## BEGIN TASK INPUTS
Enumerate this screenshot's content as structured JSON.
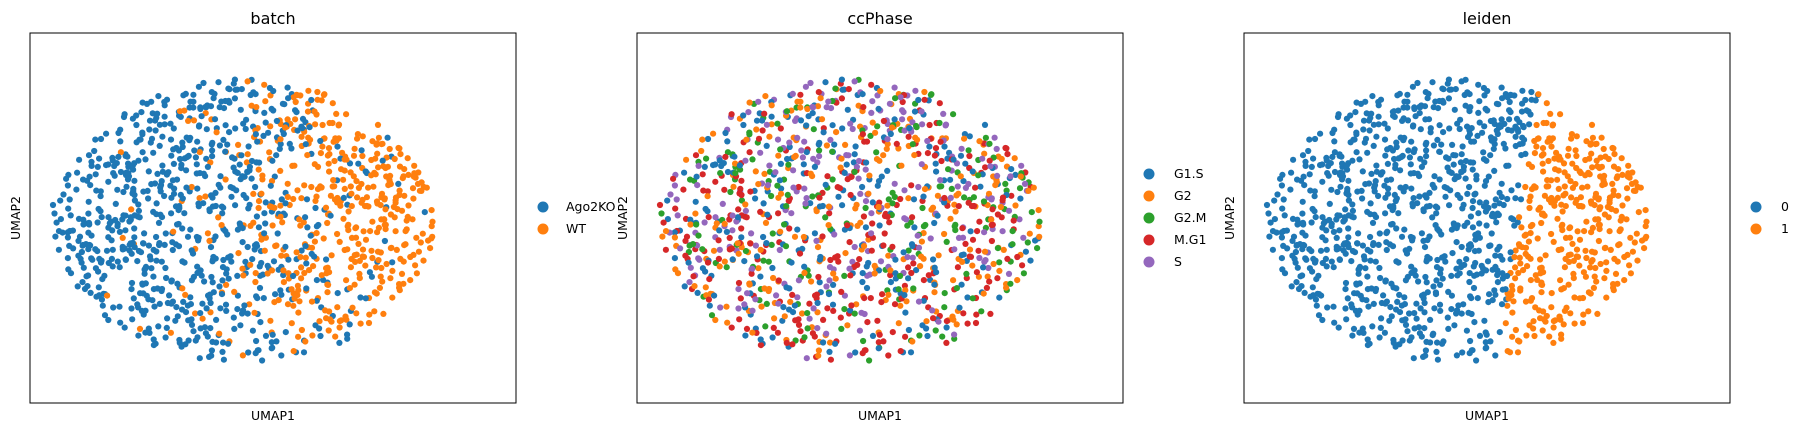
{
  "figure": {
    "colors": {
      "blue": "#1f77b4",
      "orange": "#ff7f0e",
      "green": "#2ca02c",
      "red": "#d62728",
      "purple": "#9467bd"
    }
  },
  "chart_data": [
    {
      "type": "scatter",
      "title": "batch",
      "xlabel": "UMAP1",
      "ylabel": "UMAP2",
      "grid": false,
      "ticks": false,
      "legend_placement": "right",
      "categories": [
        "Ago2KO",
        "WT"
      ],
      "category_colors": [
        "#1f77b4",
        "#ff7f0e"
      ],
      "n_points_approx": 1200,
      "coloring": "left part of the cloud mostly Ago2KO, right part mostly WT, mixed near the middle"
    },
    {
      "type": "scatter",
      "title": "ccPhase",
      "xlabel": "UMAP1",
      "ylabel": "UMAP2",
      "grid": false,
      "ticks": false,
      "legend_placement": "right",
      "categories": [
        "G1.S",
        "G2",
        "G2.M",
        "M.G1",
        "S"
      ],
      "category_colors": [
        "#1f77b4",
        "#ff7f0e",
        "#2ca02c",
        "#d62728",
        "#9467bd"
      ],
      "n_points_approx": 1200,
      "coloring": "phases intermixed throughout the cloud; S more frequent at top, M.G1 more frequent at bottom"
    },
    {
      "type": "scatter",
      "title": "leiden",
      "xlabel": "UMAP1",
      "ylabel": "UMAP2",
      "grid": false,
      "ticks": false,
      "legend_placement": "right",
      "categories": [
        "0",
        "1"
      ],
      "category_colors": [
        "#1f77b4",
        "#ff7f0e"
      ],
      "n_points_approx": 1200,
      "coloring": "cluster 0 on the left side, cluster 1 on the right side, split by a nearly vertical boundary"
    }
  ]
}
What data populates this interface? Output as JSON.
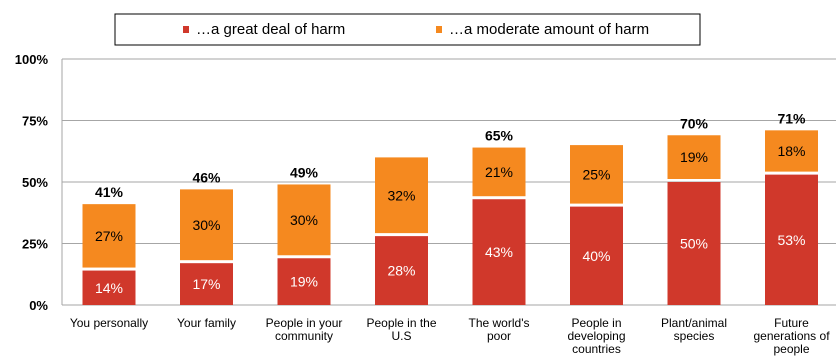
{
  "colors": {
    "great_deal": "#d0382b",
    "moderate": "#f5891f",
    "grid": "#a6a6a6"
  },
  "chart_data": {
    "type": "bar",
    "stacked": true,
    "categories": [
      "You personally",
      "Your family",
      "People in your community",
      "People in the U.S",
      "The world's poor",
      "People in developing countries",
      "Plant/animal species",
      "Future generations of people"
    ],
    "category_lines": [
      [
        "You personally"
      ],
      [
        "Your family"
      ],
      [
        "People in your",
        "community"
      ],
      [
        "People in the",
        "U.S"
      ],
      [
        "The world's",
        "poor"
      ],
      [
        "People in",
        "developing",
        "countries"
      ],
      [
        "Plant/animal",
        "species"
      ],
      [
        "Future",
        "generations of",
        "people"
      ]
    ],
    "series": [
      {
        "name": "…a great deal of harm",
        "values": [
          14,
          17,
          19,
          28,
          43,
          40,
          50,
          53
        ],
        "labels": [
          "14%",
          "17%",
          "19%",
          "28%",
          "43%",
          "40%",
          "50%",
          "53%"
        ]
      },
      {
        "name": "…a moderate amount of harm",
        "values": [
          27,
          30,
          30,
          32,
          21,
          25,
          19,
          18
        ],
        "labels": [
          "27%",
          "30%",
          "30%",
          "32%",
          "21%",
          "25%",
          "19%",
          "18%"
        ]
      }
    ],
    "totals": [
      "41%",
      "46%",
      "49%",
      "",
      "65%",
      "",
      "70%",
      "71%"
    ],
    "ylim": [
      0,
      100
    ],
    "yticks": [
      0,
      25,
      50,
      75,
      100
    ],
    "ytick_labels": [
      "0%",
      "25%",
      "50%",
      "75%",
      "100%"
    ],
    "grid": true,
    "legend_position": "top"
  }
}
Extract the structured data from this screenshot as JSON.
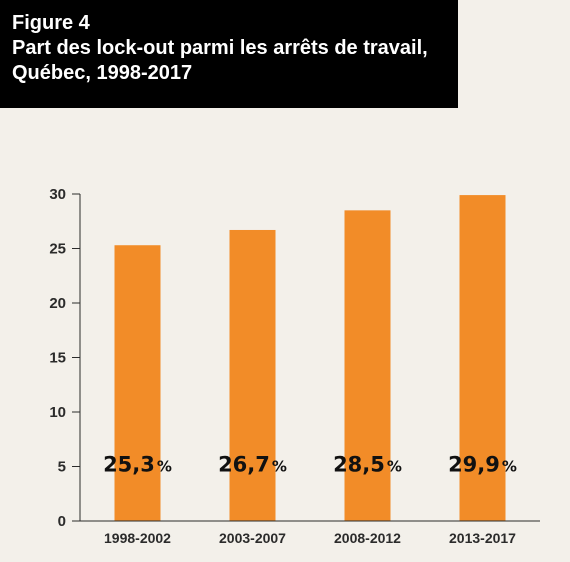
{
  "header": {
    "figure_label": "Figure 4",
    "title": "Part des lock-out parmi les arrêts de travail, Québec, 1998-2017"
  },
  "chart_data": {
    "type": "bar",
    "categories": [
      "1998-2002",
      "2003-2007",
      "2008-2012",
      "2013-2017"
    ],
    "values": [
      25.3,
      26.7,
      28.5,
      29.9
    ],
    "data_labels": [
      "25,3",
      "26,7",
      "28,5",
      "29,9"
    ],
    "data_label_unit": "%",
    "yticks": [
      0,
      5,
      10,
      15,
      20,
      25,
      30
    ],
    "ylim": [
      0,
      30
    ],
    "grid": false,
    "bar_color": "#f28c28"
  }
}
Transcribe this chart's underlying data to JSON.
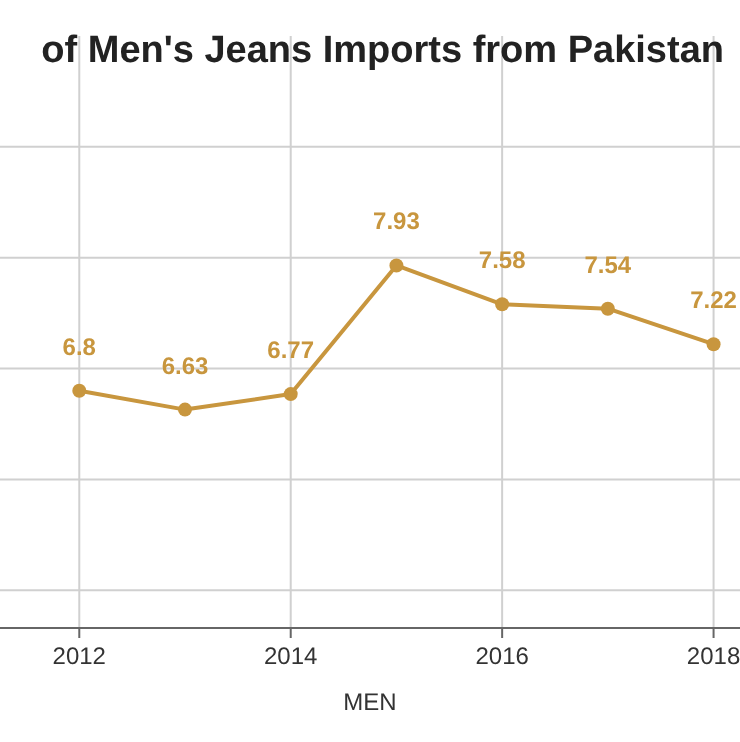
## END TASK INPUTS
■ **EXERCISE BRIEF**
Without including any pictures, please restate all the records exactly.

■ **EXPECTED ANSWER**
Enumerate this screenshot's content as structured JSON.
{
  "figure": {
    "colors": {
      "blue": "#1f77b4",
      "orange": "#ff7f0e",
      "green": "#2ca02c",
      "red": "#d62728",
      "purple": "#9467bd"
    }
  },
  "chart_data": [
    {
      "type": "scatter",
      "title": "batch",
      "xlabel": "UMAP1",
      "ylabel": "UMAP2",
      "grid": false,
      "ticks": false,
      "legend_placement": "right",
      "categories": [
        "Ago2KO",
        "WT"
      ],
      "category_colors": [
        "#1f77b4",
        "#ff7f0e"
      ],
      "n_points_approx": 1200,
      "coloring": "left part of the cloud mostly Ago2KO, right part mostly WT, mixed near the middle"
    },
    {
      "type": "scatter",
      "title": "ccPhase",
      "xlabel": "UMAP1",
      "ylabel": "UMAP2",
      "grid": false,
      "ticks": false,
      "legend_placement": "right",
      "categories": [
        "G1.S",
        "G2",
        "G2.M",
        "M.G1",
        "S"
      ],
      "category_colors": [
        "#1f77b4",
        "#ff7f0e",
        "#2ca02c",
        "#d62728",
        "#9467bd"
      ],
      "n_points_approx": 1200,
      "coloring": "phases intermixed throughout the cloud; S more frequent at top, M.G1 more frequent at bottom"
    },
    {
      "type": "scatter",
      "title": "leiden",
      "xlabel": "UMAP1",
      "ylabel": "UMAP2",
      "grid": false,
      "ticks": false,
      "legend_placement": "right",
      "categories": [
        "0",
        "1"
      ],
      "category_colors": [
        "#1f77b4",
        "#ff7f0e"
      ],
      "n_points_approx": 1200,
      "coloring": "cluster 0 on the left side, cluster 1 on the right side, split by a nearly vertical boundary"
    }
  ]
}
What data populates this interface? Output as JSON.
{
  "colors": {
    "great_deal": "#d0382b",
    "moderate": "#f5891f",
    "grid": "#a6a6a6"
  },
  "chart_data": {
    "type": "bar",
    "stacked": true,
    "categories": [
      "You personally",
      "Your family",
      "People in your community",
      "People in the U.S",
      "The world's poor",
      "People in developing countries",
      "Plant/animal species",
      "Future generations of people"
    ],
    "category_lines": [
      [
        "You personally"
      ],
      [
        "Your family"
      ],
      [
        "People in your",
        "community"
      ],
      [
        "People in the",
        "U.S"
      ],
      [
        "The world's",
        "poor"
      ],
      [
        "People in",
        "developing",
        "countries"
      ],
      [
        "Plant/animal",
        "species"
      ],
      [
        "Future",
        "generations of",
        "people"
      ]
    ],
    "series": [
      {
        "name": "…a great deal of harm",
        "values": [
          14,
          17,
          19,
          28,
          43,
          40,
          50,
          53
        ],
        "labels": [
          "14%",
          "17%",
          "19%",
          "28%",
          "43%",
          "40%",
          "50%",
          "53%"
        ]
      },
      {
        "name": "…a moderate amount of harm",
        "values": [
          27,
          30,
          30,
          32,
          21,
          25,
          19,
          18
        ],
        "labels": [
          "27%",
          "30%",
          "30%",
          "32%",
          "21%",
          "25%",
          "19%",
          "18%"
        ]
      }
    ],
    "totals": [
      "41%",
      "46%",
      "49%",
      "",
      "65%",
      "",
      "70%",
      "71%"
    ],
    "ylim": [
      0,
      100
    ],
    "yticks": [
      0,
      25,
      50,
      75,
      100
    ],
    "ytick_labels": [
      "0%",
      "25%",
      "50%",
      "75%",
      "100%"
    ],
    "grid": true,
    "legend_position": "top"
  }
}
Extract the structured data from this screenshot as JSON.
{
  "header": {
    "figure_label": "Figure 4",
    "title": "Part des lock-out parmi les arrêts de travail, Québec, 1998-2017"
  },
  "chart_data": {
    "type": "bar",
    "categories": [
      "1998-2002",
      "2003-2007",
      "2008-2012",
      "2013-2017"
    ],
    "values": [
      25.3,
      26.7,
      28.5,
      29.9
    ],
    "data_labels": [
      "25,3",
      "26,7",
      "28,5",
      "29,9"
    ],
    "data_label_unit": "%",
    "yticks": [
      0,
      5,
      10,
      15,
      20,
      25,
      30
    ],
    "ylim": [
      0,
      30
    ],
    "grid": false,
    "bar_color": "#f28c28"
  }
}
Transcribe this chart's underlying data to JSON.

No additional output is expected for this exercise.